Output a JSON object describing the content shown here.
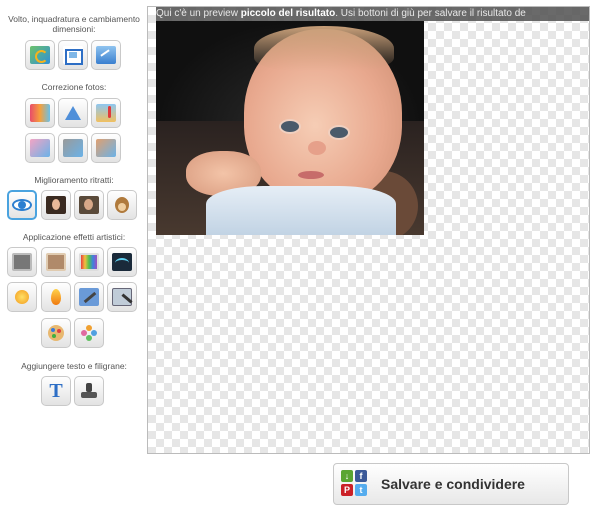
{
  "sidebar": {
    "sections": [
      {
        "title": "Volto, inquadratura e cambiamento dimensioni:"
      },
      {
        "title": "Correzione fotos:"
      },
      {
        "title": "Miglioramento ritratti:"
      },
      {
        "title": "Applicazione effetti artistici:"
      },
      {
        "title": "Aggiungere testo e filigrane:"
      }
    ],
    "text_tool_glyph": "T"
  },
  "canvas": {
    "info_text_pre": "Qui c'è un preview ",
    "info_text_bold": "piccolo del risultato",
    "info_text_post": ". Usi bottoni di giù per salvare il risultato de"
  },
  "footer": {
    "save_label": "Salvare e condividere",
    "social": {
      "facebook": "f",
      "pinterest": "P",
      "twitter": "t"
    }
  },
  "colors": {
    "accent_active": "#4aa3df",
    "facebook": "#3b5998",
    "pinterest": "#cb2027",
    "twitter": "#55acee",
    "download": "#5aa531"
  }
}
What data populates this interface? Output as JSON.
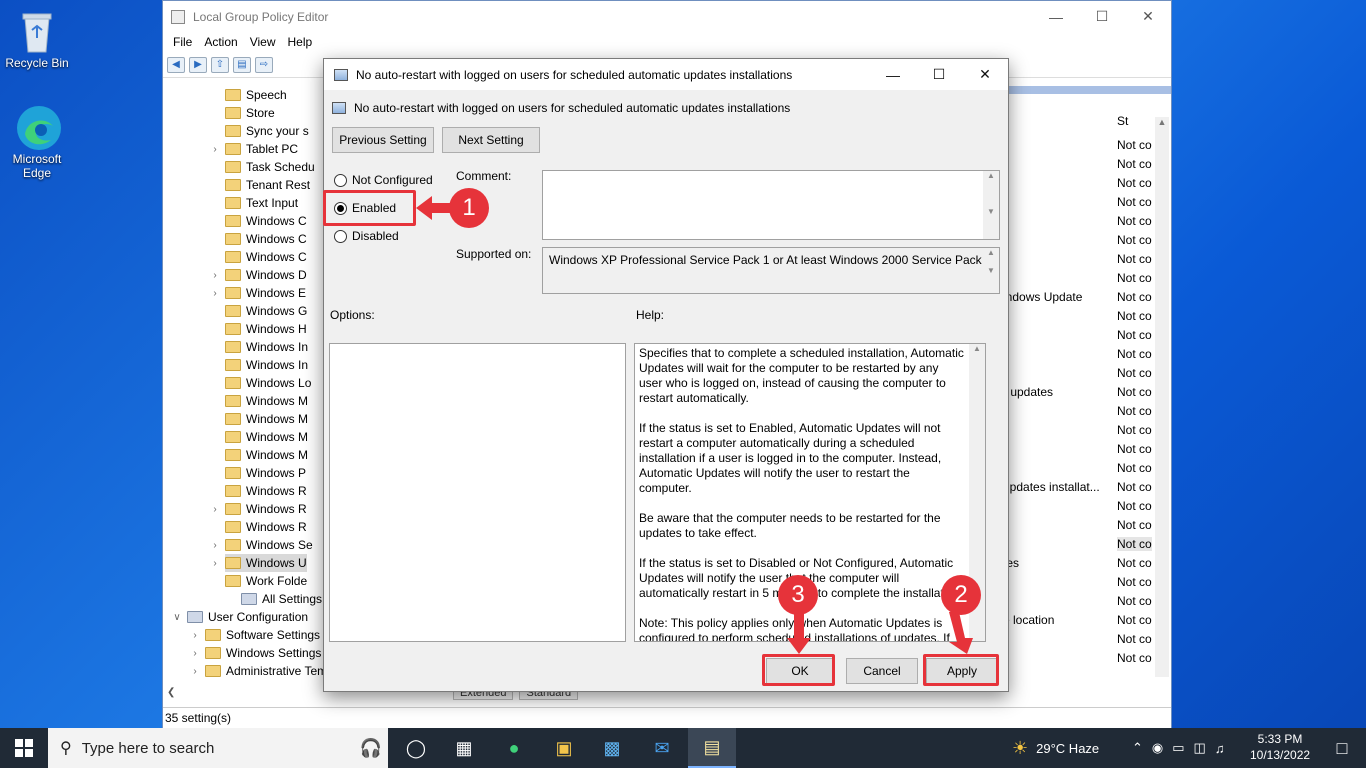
{
  "desktop": {
    "icons": [
      {
        "label": "Recycle Bin"
      },
      {
        "label": "Microsoft Edge"
      }
    ]
  },
  "window": {
    "title": "Local Group Policy Editor",
    "menu": [
      "File",
      "Action",
      "View",
      "Help"
    ],
    "tree": [
      {
        "label": "Speech",
        "expander": false
      },
      {
        "label": "Store",
        "expander": false
      },
      {
        "label": "Sync your s",
        "expander": false
      },
      {
        "label": "Tablet PC",
        "expander": true
      },
      {
        "label": "Task Schedu",
        "expander": false
      },
      {
        "label": "Tenant Rest",
        "expander": false
      },
      {
        "label": "Text Input",
        "expander": false
      },
      {
        "label": "Windows C",
        "expander": false
      },
      {
        "label": "Windows C",
        "expander": false
      },
      {
        "label": "Windows C",
        "expander": false
      },
      {
        "label": "Windows D",
        "expander": true
      },
      {
        "label": "Windows E",
        "expander": true
      },
      {
        "label": "Windows G",
        "expander": false
      },
      {
        "label": "Windows H",
        "expander": false
      },
      {
        "label": "Windows In",
        "expander": false
      },
      {
        "label": "Windows In",
        "expander": false
      },
      {
        "label": "Windows Lo",
        "expander": false
      },
      {
        "label": "Windows M",
        "expander": false
      },
      {
        "label": "Windows M",
        "expander": false
      },
      {
        "label": "Windows M",
        "expander": false
      },
      {
        "label": "Windows M",
        "expander": false
      },
      {
        "label": "Windows P",
        "expander": false
      },
      {
        "label": "Windows R",
        "expander": false
      },
      {
        "label": "Windows R",
        "expander": true
      },
      {
        "label": "Windows R",
        "expander": false
      },
      {
        "label": "Windows Se",
        "expander": true
      },
      {
        "label": "Windows U",
        "expander": true
      },
      {
        "label": "Work Folde",
        "expander": false
      }
    ],
    "tree_bottom": {
      "all_settings": "All Settings",
      "user_config": "User Configuration",
      "software_settings": "Software Settings",
      "windows_settings": "Windows Settings",
      "admin_templates": "Administrative Tem"
    },
    "right_header": "St",
    "state_value": "Not co",
    "right_fragments": [
      "indows Update",
      "r updates",
      "updates installat...",
      "tes",
      "e location"
    ],
    "bottom_tabs": [
      "Extended",
      "Standard"
    ],
    "status": "35 setting(s)"
  },
  "dialog": {
    "title": "No auto-restart with logged on users for scheduled automatic updates installations",
    "heading": "No auto-restart with logged on users for scheduled automatic updates installations",
    "prev_button": "Previous Setting",
    "next_button": "Next Setting",
    "options": {
      "not_configured": "Not Configured",
      "enabled": "Enabled",
      "disabled": "Disabled",
      "selected": "enabled"
    },
    "comment_label": "Comment:",
    "supported_label": "Supported on:",
    "supported_value": "Windows XP Professional Service Pack 1 or At least Windows 2000 Service Pack 3",
    "options_label": "Options:",
    "help_label": "Help:",
    "help_paragraphs": [
      "Specifies that to complete a scheduled installation, Automatic Updates will wait for the computer to be restarted by any user who is logged on, instead of causing the computer to restart automatically.",
      "If the status is set to Enabled, Automatic Updates will not restart a computer automatically during a scheduled installation if a user is logged in to the computer. Instead, Automatic Updates will notify the user to restart the computer.",
      "Be aware that the computer needs to be restarted for the updates to take effect.",
      "If the status is set to Disabled or Not Configured, Automatic Updates will notify the user that the computer will automatically restart in 5 minutes to complete the installation.",
      "Note: This policy applies only when Automatic Updates is configured to perform scheduled installations of updates. If the \"Configure Automatic Updates\" policy is disabled, this policy has"
    ],
    "ok": "OK",
    "cancel": "Cancel",
    "apply": "Apply"
  },
  "annotations": {
    "step1": "1",
    "step2": "2",
    "step3": "3",
    "color": "#e6333a"
  },
  "taskbar": {
    "search_placeholder": "Type here to search",
    "weather": "29°C  Haze",
    "time": "5:33 PM",
    "date": "10/13/2022"
  }
}
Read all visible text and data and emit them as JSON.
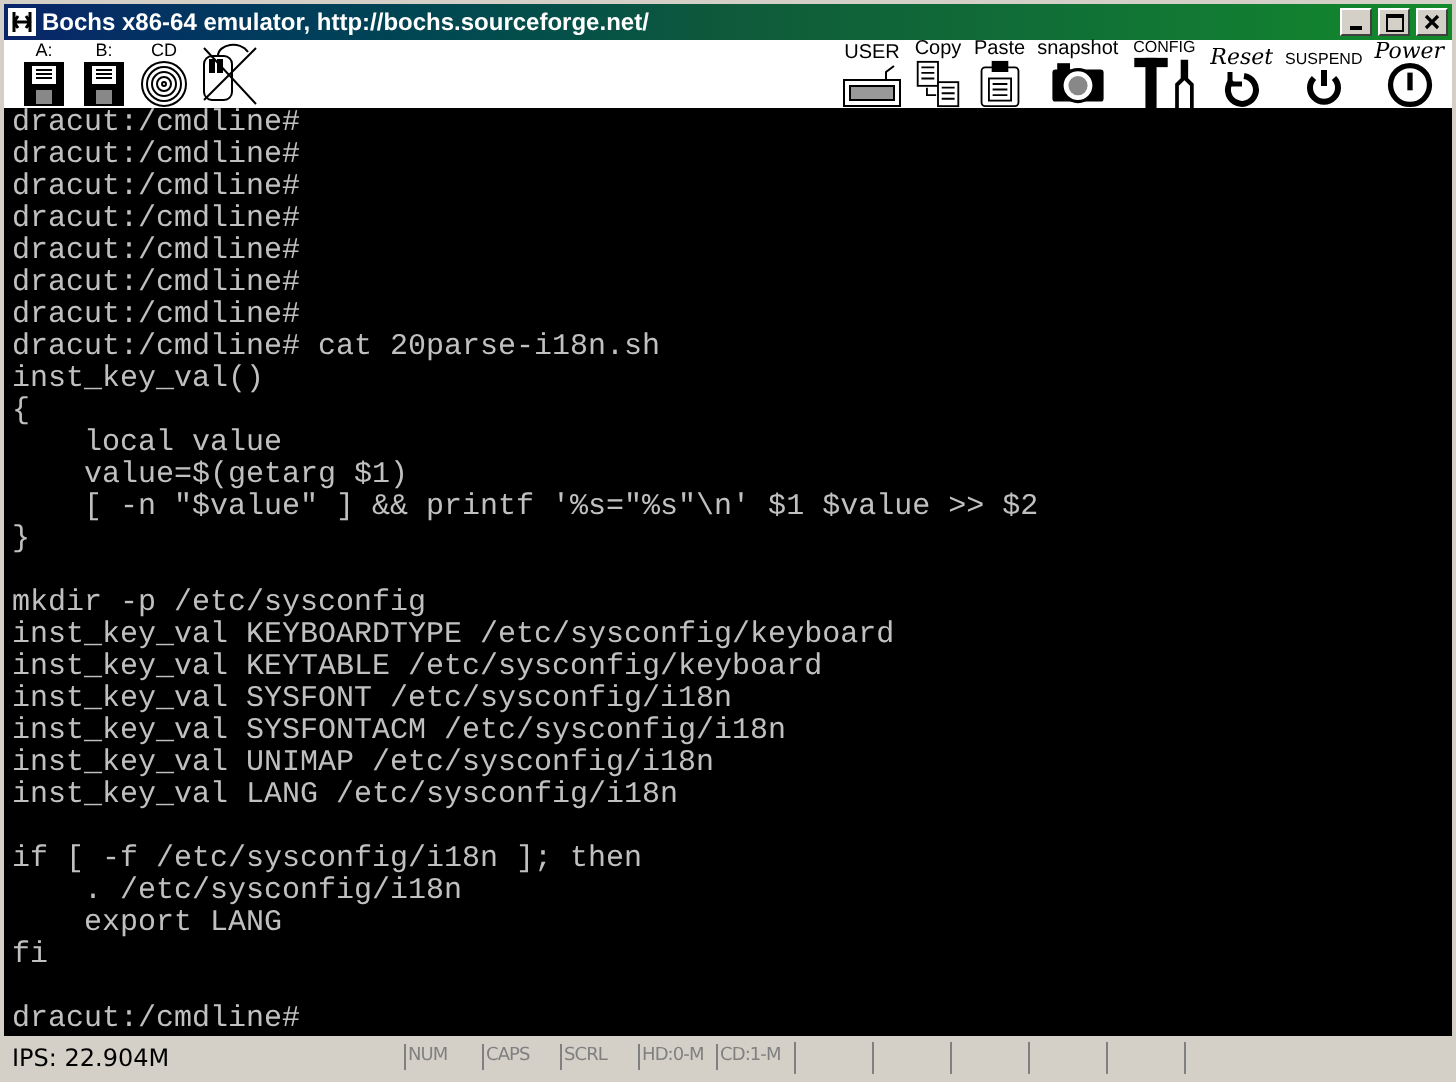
{
  "window": {
    "title": "Bochs x86-64 emulator, http://bochs.sourceforge.net/"
  },
  "toolbar": {
    "left": [
      {
        "kind": "floppy",
        "label": "A:"
      },
      {
        "kind": "floppy",
        "label": "B:"
      },
      {
        "kind": "cdrom",
        "label": "CD"
      },
      {
        "kind": "mouse"
      }
    ],
    "right": [
      {
        "kind": "keyboard",
        "label": "USER"
      },
      {
        "kind": "copy",
        "label": "Copy"
      },
      {
        "kind": "paste",
        "label": "Paste"
      },
      {
        "kind": "camera",
        "label": "snapshot"
      },
      {
        "kind": "config",
        "label": "CONFIG"
      },
      {
        "kind": "reset",
        "label": "Reset"
      },
      {
        "kind": "suspend",
        "label": "SUSPEND"
      },
      {
        "kind": "power",
        "label": "Power"
      }
    ]
  },
  "terminal": {
    "blocks": [
      [
        "dracut:/cmdline#",
        "dracut:/cmdline#",
        "dracut:/cmdline#",
        "dracut:/cmdline#",
        "dracut:/cmdline#",
        "dracut:/cmdline#",
        "dracut:/cmdline#",
        "dracut:/cmdline# cat 20parse-i18n.sh",
        "inst_key_val()",
        "{",
        "    local value",
        "    value=$(getarg $1)",
        "    [ -n \"$value\" ] && printf '%s=\"%s\"\\n' $1 $value >> $2",
        "}"
      ],
      [
        "mkdir -p /etc/sysconfig",
        "inst_key_val KEYBOARDTYPE /etc/sysconfig/keyboard",
        "inst_key_val KEYTABLE /etc/sysconfig/keyboard",
        "inst_key_val SYSFONT /etc/sysconfig/i18n",
        "inst_key_val SYSFONTACM /etc/sysconfig/i18n",
        "inst_key_val UNIMAP /etc/sysconfig/i18n",
        "inst_key_val LANG /etc/sysconfig/i18n"
      ],
      [
        "if [ -f /etc/sysconfig/i18n ]; then",
        "    . /etc/sysconfig/i18n",
        "    export LANG",
        "fi"
      ],
      [
        "dracut:/cmdline#"
      ]
    ]
  },
  "status_bar": {
    "ips": "IPS: 22.904M",
    "indicators": [
      {
        "label": "NUM",
        "on": false
      },
      {
        "label": "CAPS",
        "on": false
      },
      {
        "label": "SCRL",
        "on": false
      },
      {
        "label": "HD:0-M",
        "on": false
      },
      {
        "label": "CD:1-M",
        "on": false
      }
    ]
  }
}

○ ○ ○ ○ ○ ○ ○

Look through the entries above and report the number of lines that contain "restarted". Write only the number.

2